Direction → Write out the records beneath this line exactly as they appear, minus any images.

* begin Dataset excerpts *

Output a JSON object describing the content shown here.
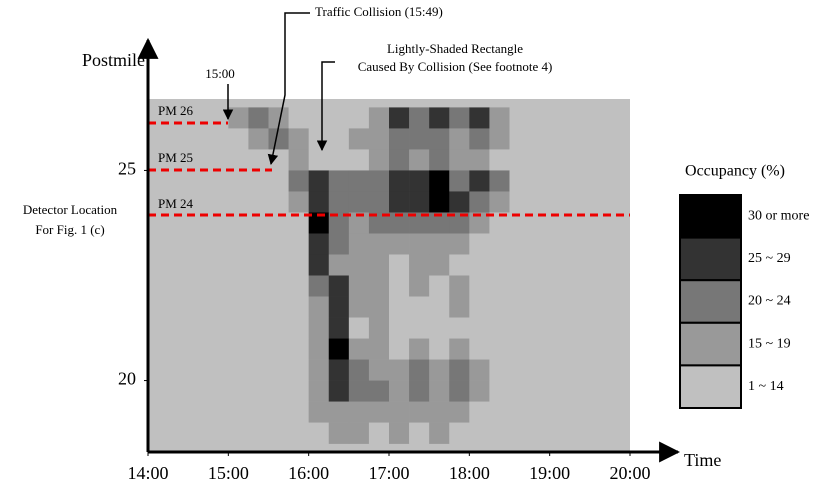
{
  "chart_data": {
    "type": "heatmap",
    "ylabel": "Postmile",
    "xlabel": "Time",
    "xlim": [
      14,
      20
    ],
    "ylim": [
      18.3,
      26.7
    ],
    "xticks": [
      {
        "value": 14,
        "label": "14:00"
      },
      {
        "value": 15,
        "label": "15:00"
      },
      {
        "value": 16,
        "label": "16:00"
      },
      {
        "value": 17,
        "label": "17:00"
      },
      {
        "value": 18,
        "label": "18:00"
      },
      {
        "value": 19,
        "label": "19:00"
      },
      {
        "value": 20,
        "label": "20:00"
      }
    ],
    "yticks": [
      20,
      25
    ],
    "x_edges": [
      15,
      15.25,
      15.5,
      15.75,
      16,
      16.25,
      16.5,
      16.75,
      17,
      17.25,
      17.5,
      17.75,
      18,
      18.25,
      18.5,
      18.75,
      19
    ],
    "y_edges": [
      26.5,
      26,
      25.5,
      25,
      24.5,
      24,
      23.5,
      23,
      22.5,
      22,
      21.5,
      21,
      20.5,
      20,
      19.5,
      19,
      18.5
    ],
    "z": [
      [
        17,
        22,
        17,
        10,
        10,
        10,
        10,
        17,
        27,
        22,
        27,
        22,
        27,
        17,
        10,
        10
      ],
      [
        10,
        17,
        22,
        17,
        10,
        10,
        17,
        17,
        22,
        22,
        22,
        17,
        22,
        17,
        10,
        10
      ],
      [
        10,
        10,
        10,
        17,
        10,
        10,
        10,
        17,
        22,
        17,
        22,
        17,
        17,
        10,
        10,
        10
      ],
      [
        10,
        10,
        10,
        22,
        27,
        22,
        22,
        22,
        27,
        27,
        32,
        22,
        27,
        22,
        10,
        10
      ],
      [
        10,
        10,
        10,
        17,
        27,
        22,
        22,
        22,
        27,
        27,
        32,
        27,
        22,
        17,
        10,
        10
      ],
      [
        10,
        10,
        10,
        10,
        32,
        22,
        17,
        22,
        22,
        22,
        22,
        22,
        17,
        10,
        10,
        10
      ],
      [
        10,
        10,
        10,
        10,
        27,
        22,
        17,
        17,
        17,
        17,
        17,
        17,
        10,
        10,
        10,
        10
      ],
      [
        10,
        10,
        10,
        10,
        27,
        17,
        17,
        17,
        10,
        17,
        17,
        10,
        10,
        10,
        10,
        10
      ],
      [
        10,
        10,
        10,
        10,
        22,
        27,
        17,
        17,
        10,
        17,
        10,
        17,
        10,
        10,
        10,
        10
      ],
      [
        10,
        10,
        10,
        10,
        17,
        27,
        17,
        17,
        10,
        10,
        10,
        17,
        10,
        10,
        10,
        10
      ],
      [
        10,
        10,
        10,
        10,
        17,
        27,
        10,
        17,
        10,
        10,
        10,
        10,
        10,
        10,
        10,
        10
      ],
      [
        10,
        10,
        10,
        10,
        17,
        32,
        17,
        17,
        10,
        17,
        10,
        17,
        10,
        10,
        10,
        10
      ],
      [
        10,
        10,
        10,
        10,
        17,
        27,
        22,
        17,
        17,
        22,
        17,
        22,
        17,
        10,
        10,
        10
      ],
      [
        10,
        10,
        10,
        10,
        17,
        27,
        22,
        22,
        17,
        22,
        17,
        22,
        17,
        10,
        10,
        10
      ],
      [
        10,
        10,
        10,
        10,
        17,
        17,
        17,
        17,
        17,
        17,
        17,
        17,
        10,
        10,
        10,
        10
      ],
      [
        10,
        10,
        10,
        10,
        10,
        17,
        17,
        10,
        17,
        10,
        17,
        10,
        10,
        10,
        10,
        10
      ]
    ],
    "legend_title": "Occupancy (%)",
    "legend": [
      {
        "label": "30 or more",
        "min": 30,
        "color": "#000000"
      },
      {
        "label": "25 ~ 29",
        "min": 25,
        "color": "#333333"
      },
      {
        "label": "20 ~ 24",
        "min": 20,
        "color": "#777777"
      },
      {
        "label": "15 ~ 19",
        "min": 15,
        "color": "#999999"
      },
      {
        "label": "1 ~ 14",
        "min": 1,
        "color": "#c0c0c0"
      }
    ],
    "annotations": {
      "collision": "Traffic Collision (15:49)",
      "rectangle": [
        "Lightly-Shaded Rectangle",
        "Caused By Collision (See footnote 4)"
      ],
      "start": "15:00",
      "pm26": "PM 26",
      "pm25": "PM 25",
      "pm24": "PM 24",
      "detector": [
        "Detector Location",
        "For Fig. 1 (c)"
      ]
    }
  }
}
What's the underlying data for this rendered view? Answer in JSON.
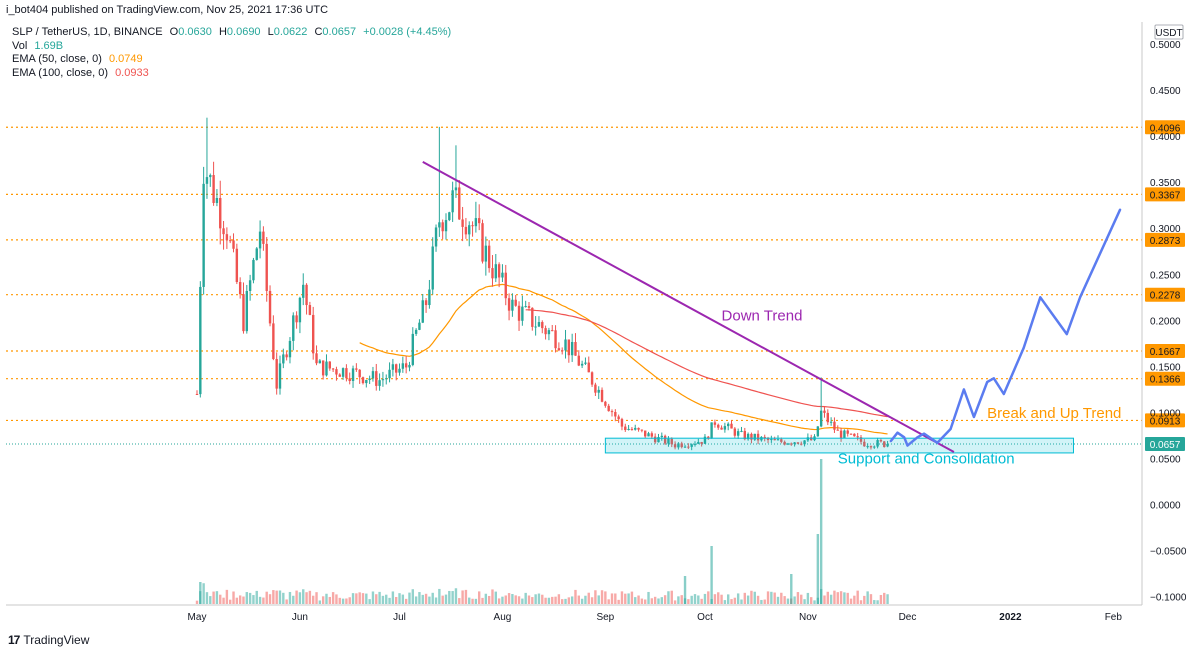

* end Dataset excerpts *

Complete answer →
Output a JSON object describing the content shown here.
{
  "chart_data": {
    "type": "heatmap",
    "ylabel": "Postmile",
    "xlabel": "Time",
    "xlim": [
      14,
      20
    ],
    "ylim": [
      18.3,
      26.7
    ],
    "xticks": [
      {
        "value": 14,
        "label": "14:00"
      },
      {
        "value": 15,
        "label": "15:00"
      },
      {
        "value": 16,
        "label": "16:00"
      },
      {
        "value": 17,
        "label": "17:00"
      },
      {
        "value": 18,
        "label": "18:00"
      },
      {
        "value": 19,
        "label": "19:00"
      },
      {
        "value": 20,
        "label": "20:00"
      }
    ],
    "yticks": [
      20,
      25
    ],
    "x_edges": [
      15,
      15.25,
      15.5,
      15.75,
      16,
      16.25,
      16.5,
      16.75,
      17,
      17.25,
      17.5,
      17.75,
      18,
      18.25,
      18.5,
      18.75,
      19
    ],
    "y_edges": [
      26.5,
      26,
      25.5,
      25,
      24.5,
      24,
      23.5,
      23,
      22.5,
      22,
      21.5,
      21,
      20.5,
      20,
      19.5,
      19,
      18.5
    ],
    "z": [
      [
        17,
        22,
        17,
        10,
        10,
        10,
        10,
        17,
        27,
        22,
        27,
        22,
        27,
        17,
        10,
        10
      ],
      [
        10,
        17,
        22,
        17,
        10,
        10,
        17,
        17,
        22,
        22,
        22,
        17,
        22,
        17,
        10,
        10
      ],
      [
        10,
        10,
        10,
        17,
        10,
        10,
        10,
        17,
        22,
        17,
        22,
        17,
        17,
        10,
        10,
        10
      ],
      [
        10,
        10,
        10,
        22,
        27,
        22,
        22,
        22,
        27,
        27,
        32,
        22,
        27,
        22,
        10,
        10
      ],
      [
        10,
        10,
        10,
        17,
        27,
        22,
        22,
        22,
        27,
        27,
        32,
        27,
        22,
        17,
        10,
        10
      ],
      [
        10,
        10,
        10,
        10,
        32,
        22,
        17,
        22,
        22,
        22,
        22,
        22,
        17,
        10,
        10,
        10
      ],
      [
        10,
        10,
        10,
        10,
        27,
        22,
        17,
        17,
        17,
        17,
        17,
        17,
        10,
        10,
        10,
        10
      ],
      [
        10,
        10,
        10,
        10,
        27,
        17,
        17,
        17,
        10,
        17,
        17,
        10,
        10,
        10,
        10,
        10
      ],
      [
        10,
        10,
        10,
        10,
        22,
        27,
        17,
        17,
        10,
        17,
        10,
        17,
        10,
        10,
        10,
        10
      ],
      [
        10,
        10,
        10,
        10,
        17,
        27,
        17,
        17,
        10,
        10,
        10,
        17,
        10,
        10,
        10,
        10
      ],
      [
        10,
        10,
        10,
        10,
        17,
        27,
        10,
        17,
        10,
        10,
        10,
        10,
        10,
        10,
        10,
        10
      ],
      [
        10,
        10,
        10,
        10,
        17,
        32,
        17,
        17,
        10,
        17,
        10,
        17,
        10,
        10,
        10,
        10
      ],
      [
        10,
        10,
        10,
        10,
        17,
        27,
        22,
        17,
        17,
        22,
        17,
        22,
        17,
        10,
        10,
        10
      ],
      [
        10,
        10,
        10,
        10,
        17,
        27,
        22,
        22,
        17,
        22,
        17,
        22,
        17,
        10,
        10,
        10
      ],
      [
        10,
        10,
        10,
        10,
        17,
        17,
        17,
        17,
        17,
        17,
        17,
        17,
        10,
        10,
        10,
        10
      ],
      [
        10,
        10,
        10,
        10,
        10,
        17,
        17,
        10,
        17,
        10,
        17,
        10,
        10,
        10,
        10,
        10
      ]
    ],
    "legend_title": "Occupancy (%)",
    "legend": [
      {
        "label": "30 or more",
        "min": 30,
        "color": "#000000"
      },
      {
        "label": "25 ~ 29",
        "min": 25,
        "color": "#333333"
      },
      {
        "label": "20 ~ 24",
        "min": 20,
        "color": "#777777"
      },
      {
        "label": "15 ~ 19",
        "min": 15,
        "color": "#999999"
      },
      {
        "label": "1 ~ 14",
        "min": 1,
        "color": "#c0c0c0"
      }
    ],
    "annotations": {
      "collision": "Traffic Collision (15:49)",
      "rectangle": [
        "Lightly-Shaded Rectangle",
        "Caused By Collision (See footnote 4)"
      ],
      "start": "15:00",
      "pm26": "PM 26",
      "pm25": "PM 25",
      "pm24": "PM 24",
      "detector": [
        "Detector Location",
        "For Fig. 1 (c)"
      ]
    }
  }
}
What's the underlying data for this rendered view? Answer in JSON.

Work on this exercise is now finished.